## CHALLENGE
Every entry that follows should be repeated exactly; drop the images.

--- start of STORED DATA ---

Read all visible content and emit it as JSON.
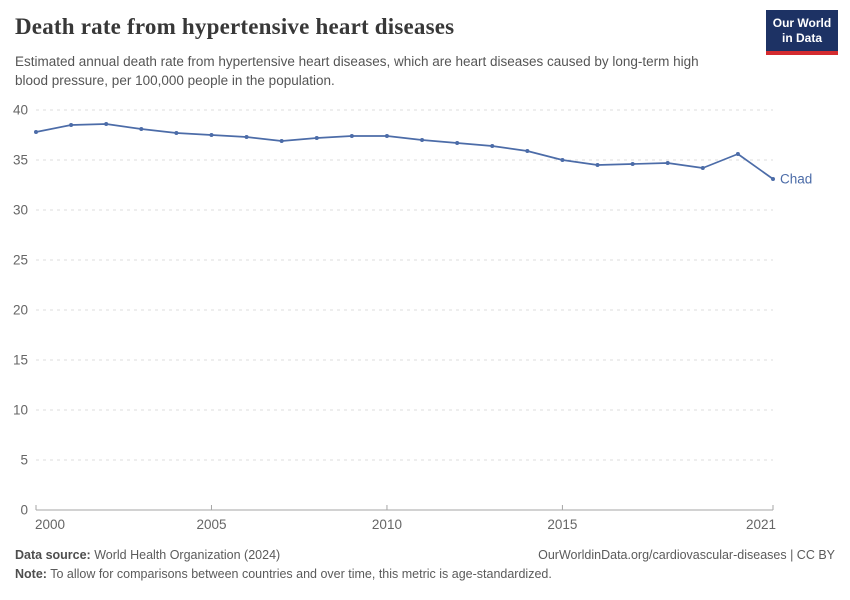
{
  "header": {
    "title": "Death rate from hypertensive heart diseases",
    "subtitle": "Estimated annual death rate from hypertensive heart diseases, which are heart diseases caused by long-term high blood pressure, per 100,000 people in the population.",
    "logo_line1": "Our World",
    "logo_line2": "in Data"
  },
  "chart_data": {
    "type": "line",
    "title": "Death rate from hypertensive heart diseases",
    "x": [
      2000,
      2001,
      2002,
      2003,
      2004,
      2005,
      2006,
      2007,
      2008,
      2009,
      2010,
      2011,
      2012,
      2013,
      2014,
      2015,
      2016,
      2017,
      2018,
      2019,
      2020,
      2021
    ],
    "series": [
      {
        "name": "Chad",
        "values": [
          37.8,
          38.5,
          38.6,
          38.1,
          37.7,
          37.5,
          37.3,
          36.9,
          37.2,
          37.4,
          37.4,
          37.0,
          36.7,
          36.4,
          35.9,
          35.0,
          34.5,
          34.6,
          34.7,
          34.2,
          35.6,
          33.1
        ],
        "color": "#4C6CA8"
      }
    ],
    "ylim": [
      0,
      40
    ],
    "yticks": [
      0,
      5,
      10,
      15,
      20,
      25,
      30,
      35,
      40
    ],
    "xticks": [
      2000,
      2005,
      2010,
      2015,
      2021
    ],
    "grid": "horizontal-dashed",
    "legend": "end-of-line-label",
    "end_label": "Chad"
  },
  "footer": {
    "source_label": "Data source:",
    "source_value": " World Health Organization (2024)",
    "attribution": "OurWorldinData.org/cardiovascular-diseases | CC BY",
    "note_label": "Note:",
    "note_value": " To allow for comparisons between countries and over time, this metric is age-standardized."
  },
  "colors": {
    "line": "#4C6CA8",
    "logo_navy": "#1D3264",
    "logo_red": "#D42B2F",
    "grid": "#DCDCDC",
    "axis": "#A6A6A6",
    "text_gray": "#5B5B5B"
  }
}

--- end of STORED DATA ---

## ANSWER TO THIS TASK
Read all visible content and emit it as JSON.
{
  "header": {
    "title": "Death rate from hypertensive heart diseases",
    "subtitle": "Estimated annual death rate from hypertensive heart diseases, which are heart diseases caused by long-term high blood pressure, per 100,000 people in the population.",
    "logo_line1": "Our World",
    "logo_line2": "in Data"
  },
  "chart_data": {
    "type": "line",
    "title": "Death rate from hypertensive heart diseases",
    "x": [
      2000,
      2001,
      2002,
      2003,
      2004,
      2005,
      2006,
      2007,
      2008,
      2009,
      2010,
      2011,
      2012,
      2013,
      2014,
      2015,
      2016,
      2017,
      2018,
      2019,
      2020,
      2021
    ],
    "series": [
      {
        "name": "Chad",
        "values": [
          37.8,
          38.5,
          38.6,
          38.1,
          37.7,
          37.5,
          37.3,
          36.9,
          37.2,
          37.4,
          37.4,
          37.0,
          36.7,
          36.4,
          35.9,
          35.0,
          34.5,
          34.6,
          34.7,
          34.2,
          35.6,
          33.1
        ],
        "color": "#4C6CA8"
      }
    ],
    "ylim": [
      0,
      40
    ],
    "yticks": [
      0,
      5,
      10,
      15,
      20,
      25,
      30,
      35,
      40
    ],
    "xticks": [
      2000,
      2005,
      2010,
      2015,
      2021
    ],
    "grid": "horizontal-dashed",
    "legend": "end-of-line-label",
    "end_label": "Chad"
  },
  "footer": {
    "source_label": "Data source:",
    "source_value": " World Health Organization (2024)",
    "attribution": "OurWorldinData.org/cardiovascular-diseases | CC BY",
    "note_label": "Note:",
    "note_value": " To allow for comparisons between countries and over time, this metric is age-standardized."
  },
  "colors": {
    "line": "#4C6CA8",
    "logo_navy": "#1D3264",
    "logo_red": "#D42B2F",
    "grid": "#DCDCDC",
    "axis": "#A6A6A6",
    "text_gray": "#5B5B5B"
  }
}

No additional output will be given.